## PROBLEM TO SOLVE
Single out each line with the word "objets" and copy it.

┄┄┄┄┄┄┄┄┄┄

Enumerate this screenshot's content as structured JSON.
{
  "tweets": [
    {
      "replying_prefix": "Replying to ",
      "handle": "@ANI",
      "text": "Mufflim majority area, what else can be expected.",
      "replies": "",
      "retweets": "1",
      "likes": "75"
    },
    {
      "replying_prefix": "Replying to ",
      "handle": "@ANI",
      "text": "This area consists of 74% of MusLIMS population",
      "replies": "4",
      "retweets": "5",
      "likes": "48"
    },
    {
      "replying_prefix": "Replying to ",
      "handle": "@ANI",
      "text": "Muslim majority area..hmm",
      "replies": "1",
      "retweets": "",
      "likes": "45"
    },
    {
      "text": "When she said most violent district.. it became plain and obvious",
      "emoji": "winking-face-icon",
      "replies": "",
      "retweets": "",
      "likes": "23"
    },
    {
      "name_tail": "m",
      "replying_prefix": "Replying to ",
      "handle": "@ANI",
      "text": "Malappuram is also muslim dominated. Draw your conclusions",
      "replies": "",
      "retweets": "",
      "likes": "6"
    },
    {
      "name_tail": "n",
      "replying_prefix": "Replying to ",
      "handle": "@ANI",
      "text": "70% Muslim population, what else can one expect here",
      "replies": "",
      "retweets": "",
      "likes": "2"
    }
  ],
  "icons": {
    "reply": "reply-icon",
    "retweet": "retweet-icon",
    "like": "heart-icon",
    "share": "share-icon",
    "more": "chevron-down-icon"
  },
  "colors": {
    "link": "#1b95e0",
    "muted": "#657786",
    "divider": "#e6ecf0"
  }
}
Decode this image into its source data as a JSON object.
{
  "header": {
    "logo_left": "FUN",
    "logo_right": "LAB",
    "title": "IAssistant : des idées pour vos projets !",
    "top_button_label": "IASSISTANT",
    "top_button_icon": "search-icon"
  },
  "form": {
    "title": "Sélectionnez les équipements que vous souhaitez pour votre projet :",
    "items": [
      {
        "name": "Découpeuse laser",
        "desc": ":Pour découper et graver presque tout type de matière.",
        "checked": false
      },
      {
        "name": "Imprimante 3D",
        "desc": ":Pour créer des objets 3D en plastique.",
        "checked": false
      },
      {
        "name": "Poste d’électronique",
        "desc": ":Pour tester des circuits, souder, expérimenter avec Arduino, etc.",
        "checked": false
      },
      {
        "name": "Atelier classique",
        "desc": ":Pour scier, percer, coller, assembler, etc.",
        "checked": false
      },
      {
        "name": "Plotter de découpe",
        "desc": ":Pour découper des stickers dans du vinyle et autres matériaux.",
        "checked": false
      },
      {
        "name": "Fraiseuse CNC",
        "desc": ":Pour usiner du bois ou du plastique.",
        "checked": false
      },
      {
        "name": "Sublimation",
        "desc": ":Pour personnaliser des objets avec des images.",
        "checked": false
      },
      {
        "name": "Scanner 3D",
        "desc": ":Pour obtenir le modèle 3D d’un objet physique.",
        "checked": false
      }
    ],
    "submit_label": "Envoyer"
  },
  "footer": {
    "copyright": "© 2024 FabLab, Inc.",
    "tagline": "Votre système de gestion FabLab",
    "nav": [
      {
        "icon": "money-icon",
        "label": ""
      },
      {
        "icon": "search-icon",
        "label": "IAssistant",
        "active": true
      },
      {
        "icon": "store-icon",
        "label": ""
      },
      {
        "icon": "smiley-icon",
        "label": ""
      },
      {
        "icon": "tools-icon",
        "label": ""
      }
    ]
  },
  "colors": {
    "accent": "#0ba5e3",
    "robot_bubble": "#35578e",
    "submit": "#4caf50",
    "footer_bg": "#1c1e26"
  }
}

┄┄┄┄┄┄┄┄┄┄

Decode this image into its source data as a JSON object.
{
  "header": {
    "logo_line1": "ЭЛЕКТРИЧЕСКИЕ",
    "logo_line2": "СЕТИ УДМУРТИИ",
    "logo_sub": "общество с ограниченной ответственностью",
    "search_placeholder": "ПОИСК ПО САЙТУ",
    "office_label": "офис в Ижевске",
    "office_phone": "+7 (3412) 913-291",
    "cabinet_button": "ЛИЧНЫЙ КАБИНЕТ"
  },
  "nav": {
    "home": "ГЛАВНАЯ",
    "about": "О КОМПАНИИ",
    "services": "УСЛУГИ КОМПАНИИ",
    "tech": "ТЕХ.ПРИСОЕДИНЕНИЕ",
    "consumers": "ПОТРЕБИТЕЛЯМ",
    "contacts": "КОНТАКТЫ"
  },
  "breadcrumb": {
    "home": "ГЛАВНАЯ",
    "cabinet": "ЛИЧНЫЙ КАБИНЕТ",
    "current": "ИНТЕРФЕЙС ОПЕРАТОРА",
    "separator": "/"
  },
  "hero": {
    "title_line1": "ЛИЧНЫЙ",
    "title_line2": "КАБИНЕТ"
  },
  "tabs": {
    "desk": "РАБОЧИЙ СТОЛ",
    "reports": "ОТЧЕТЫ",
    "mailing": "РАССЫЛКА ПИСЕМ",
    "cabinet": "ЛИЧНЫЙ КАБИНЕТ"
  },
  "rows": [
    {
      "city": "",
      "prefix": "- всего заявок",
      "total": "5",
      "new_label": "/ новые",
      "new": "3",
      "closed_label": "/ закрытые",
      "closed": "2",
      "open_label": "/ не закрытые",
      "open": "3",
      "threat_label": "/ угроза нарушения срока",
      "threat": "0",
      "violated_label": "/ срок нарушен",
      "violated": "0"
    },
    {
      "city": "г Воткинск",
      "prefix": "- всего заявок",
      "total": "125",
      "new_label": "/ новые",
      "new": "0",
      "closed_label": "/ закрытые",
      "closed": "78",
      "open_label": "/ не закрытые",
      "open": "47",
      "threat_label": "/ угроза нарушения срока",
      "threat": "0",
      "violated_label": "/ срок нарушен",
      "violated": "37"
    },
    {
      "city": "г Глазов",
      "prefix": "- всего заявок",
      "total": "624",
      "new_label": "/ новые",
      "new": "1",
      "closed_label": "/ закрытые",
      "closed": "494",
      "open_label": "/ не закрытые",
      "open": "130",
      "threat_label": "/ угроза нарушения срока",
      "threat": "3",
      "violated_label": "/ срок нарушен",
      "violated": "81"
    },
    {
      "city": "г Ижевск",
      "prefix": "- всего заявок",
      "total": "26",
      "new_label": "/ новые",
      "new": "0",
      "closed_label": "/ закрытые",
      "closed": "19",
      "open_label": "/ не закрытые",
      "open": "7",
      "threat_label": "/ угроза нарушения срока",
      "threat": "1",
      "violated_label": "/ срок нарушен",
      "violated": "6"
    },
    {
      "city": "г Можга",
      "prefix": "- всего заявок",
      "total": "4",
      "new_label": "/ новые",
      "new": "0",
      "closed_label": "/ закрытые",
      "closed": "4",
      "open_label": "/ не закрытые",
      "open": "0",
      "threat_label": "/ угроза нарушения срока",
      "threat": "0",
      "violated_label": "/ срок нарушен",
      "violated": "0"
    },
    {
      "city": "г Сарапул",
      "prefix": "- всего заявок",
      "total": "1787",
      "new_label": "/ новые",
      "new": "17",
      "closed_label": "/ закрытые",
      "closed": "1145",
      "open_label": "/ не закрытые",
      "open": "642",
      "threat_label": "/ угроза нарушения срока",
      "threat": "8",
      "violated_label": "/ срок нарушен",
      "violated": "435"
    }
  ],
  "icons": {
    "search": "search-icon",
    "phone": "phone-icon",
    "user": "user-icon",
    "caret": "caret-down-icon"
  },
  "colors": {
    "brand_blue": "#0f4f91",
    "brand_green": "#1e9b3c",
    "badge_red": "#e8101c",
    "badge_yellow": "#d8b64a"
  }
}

┄┄┄┄┄┄┄┄┄┄

## FINISHED EXERCISE
        "desc": ":Pour créer des objets 3D en plastique.",
        "desc": ":Pour personnaliser des objets avec des images.",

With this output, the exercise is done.